> [Problem requirements]: Write the records out again exactly, leaving no images in.

Records from a collection:
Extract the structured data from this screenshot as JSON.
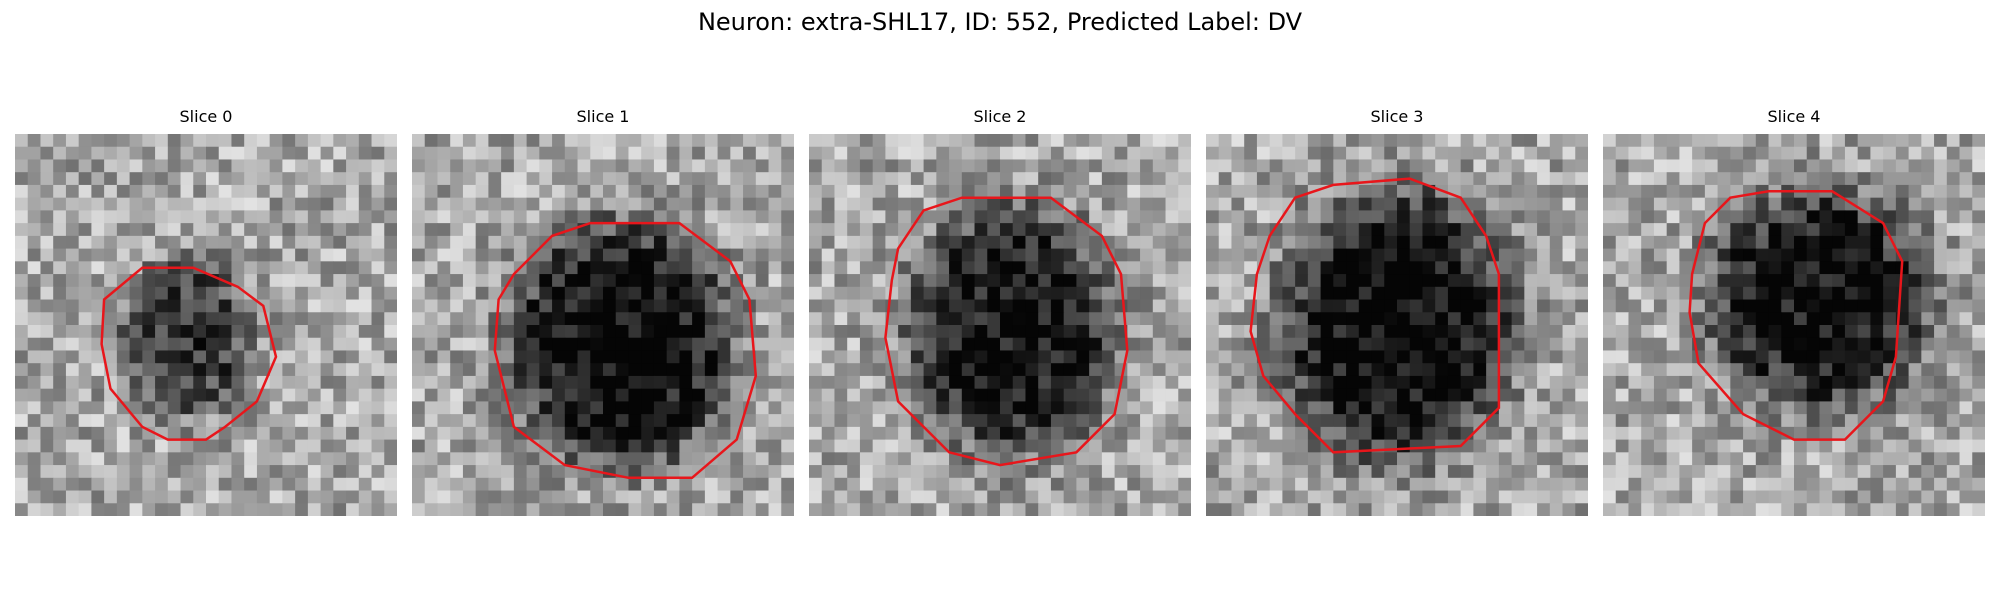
{
  "figure": {
    "title": "Neuron: extra-SHL17, ID: 552, Predicted Label: DV"
  },
  "slices": [
    {
      "label": "Slice 0"
    },
    {
      "label": "Slice 1"
    },
    {
      "label": "Slice 2"
    },
    {
      "label": "Slice 3"
    },
    {
      "label": "Slice 4"
    }
  ],
  "colors": {
    "background": "#ffffff",
    "contour": "#e8161b",
    "grayscale_map": "gray"
  }
}
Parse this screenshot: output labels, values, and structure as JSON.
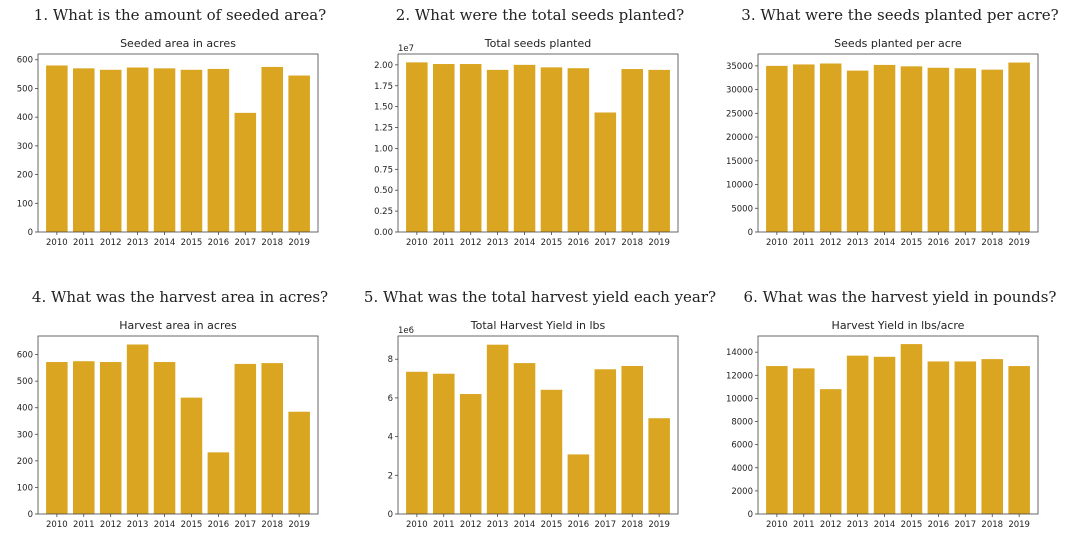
{
  "colors": {
    "bar": "#DAA520",
    "frame": "#444444",
    "background": "#ffffff"
  },
  "charts": [
    {
      "question": "1. What is the amount of seeded area?",
      "chart_data": {
        "type": "bar",
        "title": "Seeded area in acres",
        "xlabel": "",
        "ylabel": "",
        "categories": [
          "2010",
          "2011",
          "2012",
          "2013",
          "2014",
          "2015",
          "2016",
          "2017",
          "2018",
          "2019"
        ],
        "values": [
          580,
          570,
          565,
          573,
          570,
          565,
          568,
          415,
          575,
          545
        ],
        "ylim": [
          0,
          620
        ],
        "yticks": [
          0,
          100,
          200,
          300,
          400,
          500,
          600
        ],
        "ytick_labels": [
          "0",
          "100",
          "200",
          "300",
          "400",
          "500",
          "600"
        ],
        "offset_text": ""
      }
    },
    {
      "question": "2. What were the total seeds planted?",
      "chart_data": {
        "type": "bar",
        "title": "Total seeds planted",
        "xlabel": "",
        "ylabel": "",
        "categories": [
          "2010",
          "2011",
          "2012",
          "2013",
          "2014",
          "2015",
          "2016",
          "2017",
          "2018",
          "2019"
        ],
        "values": [
          20300000,
          20100000,
          20100000,
          19400000,
          20000000,
          19700000,
          19600000,
          14300000,
          19500000,
          19400000
        ],
        "ylim": [
          0,
          21300000
        ],
        "yticks": [
          0,
          2500000,
          5000000,
          7500000,
          10000000,
          12500000,
          15000000,
          17500000,
          20000000
        ],
        "ytick_labels": [
          "0.00",
          "0.25",
          "0.50",
          "0.75",
          "1.00",
          "1.25",
          "1.50",
          "1.75",
          "2.00"
        ],
        "offset_text": "1e7"
      }
    },
    {
      "question": "3. What were the seeds planted per acre?",
      "chart_data": {
        "type": "bar",
        "title": "Seeds planted per acre",
        "xlabel": "",
        "ylabel": "",
        "categories": [
          "2010",
          "2011",
          "2012",
          "2013",
          "2014",
          "2015",
          "2016",
          "2017",
          "2018",
          "2019"
        ],
        "values": [
          35000,
          35300,
          35500,
          34000,
          35200,
          34900,
          34600,
          34500,
          34200,
          35700
        ],
        "ylim": [
          0,
          37500
        ],
        "yticks": [
          0,
          5000,
          10000,
          15000,
          20000,
          25000,
          30000,
          35000
        ],
        "ytick_labels": [
          "0",
          "5000",
          "10000",
          "15000",
          "20000",
          "25000",
          "30000",
          "35000"
        ],
        "offset_text": ""
      }
    },
    {
      "question": "4. What was the harvest area in acres?",
      "chart_data": {
        "type": "bar",
        "title": "Harvest area in acres",
        "xlabel": "",
        "ylabel": "",
        "categories": [
          "2010",
          "2011",
          "2012",
          "2013",
          "2014",
          "2015",
          "2016",
          "2017",
          "2018",
          "2019"
        ],
        "values": [
          572,
          575,
          572,
          638,
          572,
          438,
          232,
          565,
          568,
          385
        ],
        "ylim": [
          0,
          670
        ],
        "yticks": [
          0,
          100,
          200,
          300,
          400,
          500,
          600
        ],
        "ytick_labels": [
          "0",
          "100",
          "200",
          "300",
          "400",
          "500",
          "600"
        ],
        "offset_text": ""
      }
    },
    {
      "question": "5. What was the total harvest yield each year?",
      "chart_data": {
        "type": "bar",
        "title": "Total Harvest Yield in lbs",
        "xlabel": "",
        "ylabel": "",
        "categories": [
          "2010",
          "2011",
          "2012",
          "2013",
          "2014",
          "2015",
          "2016",
          "2017",
          "2018",
          "2019"
        ],
        "values": [
          7350000,
          7250000,
          6200000,
          8750000,
          7800000,
          6420000,
          3080000,
          7480000,
          7650000,
          4950000
        ],
        "ylim": [
          0,
          9200000
        ],
        "yticks": [
          0,
          2000000,
          4000000,
          6000000,
          8000000
        ],
        "ytick_labels": [
          "0",
          "2",
          "4",
          "6",
          "8"
        ],
        "offset_text": "1e6"
      }
    },
    {
      "question": "6. What was the harvest yield in pounds?",
      "chart_data": {
        "type": "bar",
        "title": "Harvest Yield in lbs/acre",
        "xlabel": "",
        "ylabel": "",
        "categories": [
          "2010",
          "2011",
          "2012",
          "2013",
          "2014",
          "2015",
          "2016",
          "2017",
          "2018",
          "2019"
        ],
        "values": [
          12800,
          12600,
          10800,
          13700,
          13600,
          14700,
          13200,
          13200,
          13400,
          12800
        ],
        "ylim": [
          0,
          15400
        ],
        "yticks": [
          0,
          2000,
          4000,
          6000,
          8000,
          10000,
          12000,
          14000
        ],
        "ytick_labels": [
          "0",
          "2000",
          "4000",
          "6000",
          "8000",
          "10000",
          "12000",
          "14000"
        ],
        "offset_text": ""
      }
    }
  ]
}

> [Result for this task]:
Extract the structured data from this screenshot as JSON.
{
  "figure": {
    "title": "Neuron: extra-SHL17, ID: 552, Predicted Label: DV"
  },
  "slices": [
    {
      "label": "Slice 0"
    },
    {
      "label": "Slice 1"
    },
    {
      "label": "Slice 2"
    },
    {
      "label": "Slice 3"
    },
    {
      "label": "Slice 4"
    }
  ],
  "colors": {
    "background": "#ffffff",
    "contour": "#e8161b",
    "grayscale_map": "gray"
  }
}
Parse this screenshot: output labels, values, and structure as JSON.
{
  "colors": {
    "bar": "#DAA520",
    "frame": "#444444",
    "background": "#ffffff"
  },
  "charts": [
    {
      "question": "1. What is the amount of seeded area?",
      "chart_data": {
        "type": "bar",
        "title": "Seeded area in acres",
        "xlabel": "",
        "ylabel": "",
        "categories": [
          "2010",
          "2011",
          "2012",
          "2013",
          "2014",
          "2015",
          "2016",
          "2017",
          "2018",
          "2019"
        ],
        "values": [
          580,
          570,
          565,
          573,
          570,
          565,
          568,
          415,
          575,
          545
        ],
        "ylim": [
          0,
          620
        ],
        "yticks": [
          0,
          100,
          200,
          300,
          400,
          500,
          600
        ],
        "ytick_labels": [
          "0",
          "100",
          "200",
          "300",
          "400",
          "500",
          "600"
        ],
        "offset_text": ""
      }
    },
    {
      "question": "2. What were the total seeds planted?",
      "chart_data": {
        "type": "bar",
        "title": "Total seeds planted",
        "xlabel": "",
        "ylabel": "",
        "categories": [
          "2010",
          "2011",
          "2012",
          "2013",
          "2014",
          "2015",
          "2016",
          "2017",
          "2018",
          "2019"
        ],
        "values": [
          20300000,
          20100000,
          20100000,
          19400000,
          20000000,
          19700000,
          19600000,
          14300000,
          19500000,
          19400000
        ],
        "ylim": [
          0,
          21300000
        ],
        "yticks": [
          0,
          2500000,
          5000000,
          7500000,
          10000000,
          12500000,
          15000000,
          17500000,
          20000000
        ],
        "ytick_labels": [
          "0.00",
          "0.25",
          "0.50",
          "0.75",
          "1.00",
          "1.25",
          "1.50",
          "1.75",
          "2.00"
        ],
        "offset_text": "1e7"
      }
    },
    {
      "question": "3. What were the seeds planted per acre?",
      "chart_data": {
        "type": "bar",
        "title": "Seeds planted per acre",
        "xlabel": "",
        "ylabel": "",
        "categories": [
          "2010",
          "2011",
          "2012",
          "2013",
          "2014",
          "2015",
          "2016",
          "2017",
          "2018",
          "2019"
        ],
        "values": [
          35000,
          35300,
          35500,
          34000,
          35200,
          34900,
          34600,
          34500,
          34200,
          35700
        ],
        "ylim": [
          0,
          37500
        ],
        "yticks": [
          0,
          5000,
          10000,
          15000,
          20000,
          25000,
          30000,
          35000
        ],
        "ytick_labels": [
          "0",
          "5000",
          "10000",
          "15000",
          "20000",
          "25000",
          "30000",
          "35000"
        ],
        "offset_text": ""
      }
    },
    {
      "question": "4. What was the harvest area in acres?",
      "chart_data": {
        "type": "bar",
        "title": "Harvest area in acres",
        "xlabel": "",
        "ylabel": "",
        "categories": [
          "2010",
          "2011",
          "2012",
          "2013",
          "2014",
          "2015",
          "2016",
          "2017",
          "2018",
          "2019"
        ],
        "values": [
          572,
          575,
          572,
          638,
          572,
          438,
          232,
          565,
          568,
          385
        ],
        "ylim": [
          0,
          670
        ],
        "yticks": [
          0,
          100,
          200,
          300,
          400,
          500,
          600
        ],
        "ytick_labels": [
          "0",
          "100",
          "200",
          "300",
          "400",
          "500",
          "600"
        ],
        "offset_text": ""
      }
    },
    {
      "question": "5. What was the total harvest yield each year?",
      "chart_data": {
        "type": "bar",
        "title": "Total Harvest Yield in lbs",
        "xlabel": "",
        "ylabel": "",
        "categories": [
          "2010",
          "2011",
          "2012",
          "2013",
          "2014",
          "2015",
          "2016",
          "2017",
          "2018",
          "2019"
        ],
        "values": [
          7350000,
          7250000,
          6200000,
          8750000,
          7800000,
          6420000,
          3080000,
          7480000,
          7650000,
          4950000
        ],
        "ylim": [
          0,
          9200000
        ],
        "yticks": [
          0,
          2000000,
          4000000,
          6000000,
          8000000
        ],
        "ytick_labels": [
          "0",
          "2",
          "4",
          "6",
          "8"
        ],
        "offset_text": "1e6"
      }
    },
    {
      "question": "6. What was the harvest yield in pounds?",
      "chart_data": {
        "type": "bar",
        "title": "Harvest Yield in lbs/acre",
        "xlabel": "",
        "ylabel": "",
        "categories": [
          "2010",
          "2011",
          "2012",
          "2013",
          "2014",
          "2015",
          "2016",
          "2017",
          "2018",
          "2019"
        ],
        "values": [
          12800,
          12600,
          10800,
          13700,
          13600,
          14700,
          13200,
          13200,
          13400,
          12800
        ],
        "ylim": [
          0,
          15400
        ],
        "yticks": [
          0,
          2000,
          4000,
          6000,
          8000,
          10000,
          12000,
          14000
        ],
        "ytick_labels": [
          "0",
          "2000",
          "4000",
          "6000",
          "8000",
          "10000",
          "12000",
          "14000"
        ],
        "offset_text": ""
      }
    }
  ]
}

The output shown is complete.